For each line below that contains the string "社会保障和就业支出", copy that line.

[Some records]
------------------------------------------------------------------------
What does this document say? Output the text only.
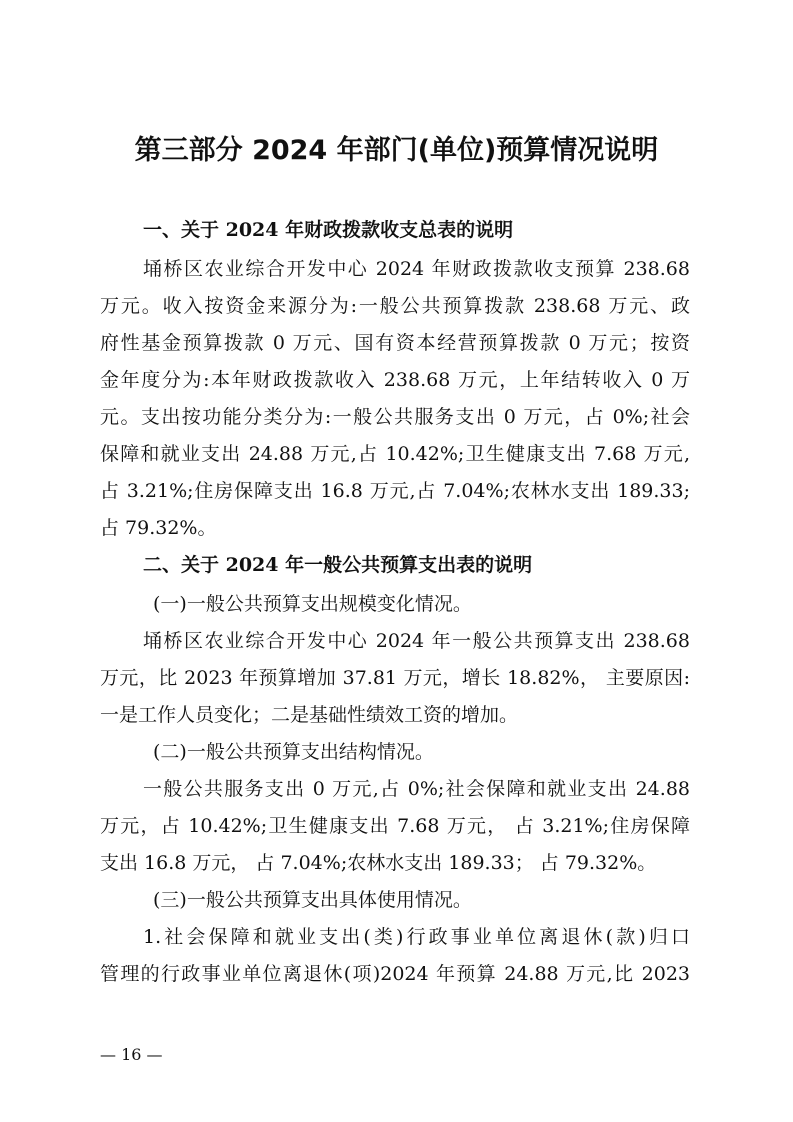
第三部分 2024 年部门(单位)预算情况说明
一、关于 2024 年财政拨款收支总表的说明
埇桥区农业综合开发中心 2024 年财政拨款收支预算 238.68
万元。收入按资金来源分为:一般公共预算拨款 238.68 万元、政
府性基金预算拨款 0 万元、国有资本经营预算拨款 0 万元；按资
金年度分为:本年财政拨款收入 238.68 万元，上年结转收入 0 万
元。支出按功能分类分为:一般公共服务支出 0 万元，占 0%;社会
保障和就业支出 24.88 万元,占 10.42%;卫生健康支出 7.68 万元,
占 3.21%;住房保障支出 16.8 万元,占 7.04%;农林水支出 189.33;
占 79.32%。
二、关于 2024 年一般公共预算支出表的说明
(一)一般公共预算支出规模变化情况。
埇桥区农业综合开发中心 2024 年一般公共预算支出 238.68
万元，比 2023 年预算增加 37.81 万元，增长 18.82%， 主要原因:
一是工作人员变化；二是基础性绩效工资的增加。
(二)一般公共预算支出结构情况。
一般公共服务支出 0 万元,占 0%;社会保障和就业支出 24.88
万元，占 10.42%;卫生健康支出 7.68 万元， 占 3.21%;住房保障
支出 16.8 万元， 占 7.04%;农林水支出 189.33； 占 79.32%。
(三)一般公共预算支出具体使用情况。
1.社会保障和就业支出(类)行政事业单位离退休(款)归口
管理的行政事业单位离退休(项)2024 年预算 24.88 万元,比 2023
— 16 —
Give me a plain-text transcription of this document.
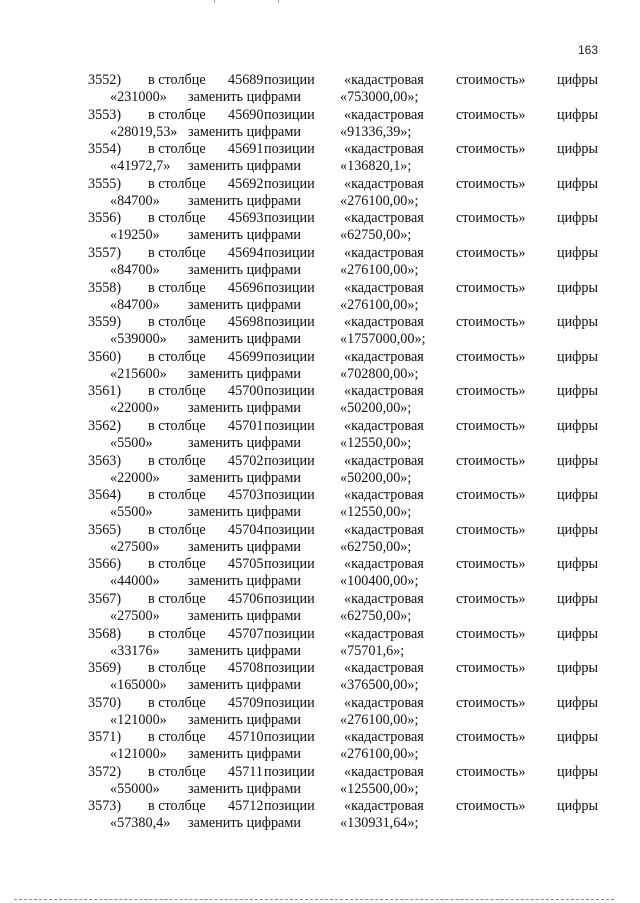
163
3552) в столбце 45689 позиции «кадастровая стоимость» цифры
«231000» заменить цифрами	«753000,00»;
3553) в столбце 45690 позиции «кадастровая стоимость» цифры
«28019,53» заменить цифрами	«91336,39»;
3554) в столбце 45691 позиции «кадастровая стоимость» цифры
«41972,7» заменить цифрами	«136820,1»;
3555) в столбце 45692 позиции «кадастровая стоимость» цифры
«84700» заменить цифрами	«276100,00»;
3556) в столбце 45693 позиции «кадастровая стоимость» цифры
«19250» заменить цифрами	«62750,00»;
3557) в столбце 45694 позиции «кадастровая стоимость» цифры
«84700» заменить цифрами	«276100,00»;
3558) в столбце 45696 позиции «кадастровая стоимость» цифры
«84700» заменить цифрами	«276100,00»;
3559) в столбце 45698 позиции «кадастровая стоимость» цифры
«539000» заменить цифрами	«1757000,00»;
3560) в столбце 45699 позиции «кадастровая стоимость» цифры
«215600» заменить цифрами	«702800,00»;
3561) в столбце 45700 позиции «кадастровая стоимость» цифры
«22000» заменить цифрами	«50200,00»;
3562) в столбце 45701 позиции «кадастровая стоимость» цифры
«5500» заменить цифрами	«12550,00»;
3563) в столбце 45702 позиции «кадастровая стоимость» цифры
«22000» заменить цифрами	«50200,00»;
3564) в столбце 45703 позиции «кадастровая стоимость» цифры
«5500» заменить цифрами	«12550,00»;
3565) в столбце 45704 позиции «кадастровая стоимость» цифры
«27500» заменить цифрами	«62750,00»;
3566) в столбце 45705 позиции «кадастровая стоимость» цифры
«44000» заменить цифрами	«100400,00»;
3567) в столбце 45706 позиции «кадастровая стоимость» цифры
«27500» заменить цифрами	«62750,00»;
3568) в столбце 45707 позиции «кадастровая стоимость» цифры
«33176» заменить цифрами	«75701,6»;
3569) в столбце 45708 позиции «кадастровая стоимость» цифры
«165000» заменить цифрами	«376500,00»;
3570) в столбце 45709 позиции «кадастровая стоимость» цифры
«121000» заменить цифрами	«276100,00»;
3571) в столбце 45710 позиции «кадастровая стоимость» цифры
«121000» заменить цифрами	«276100,00»;
3572) в столбце 45711 позиции «кадастровая стоимость» цифры
«55000» заменить цифрами	«125500,00»;
3573) в столбце 45712 позиции «кадастровая стоимость» цифры
«57380,4» заменить цифрами	«130931,64»;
------------------------------------------------------------------------
_EXERCISE RESULT_
一般公共服务支出 0 万元,占 0%;社会保障和就业支出 24.88
1.社会保障和就业支出(类)行政事业单位离退休(款)归口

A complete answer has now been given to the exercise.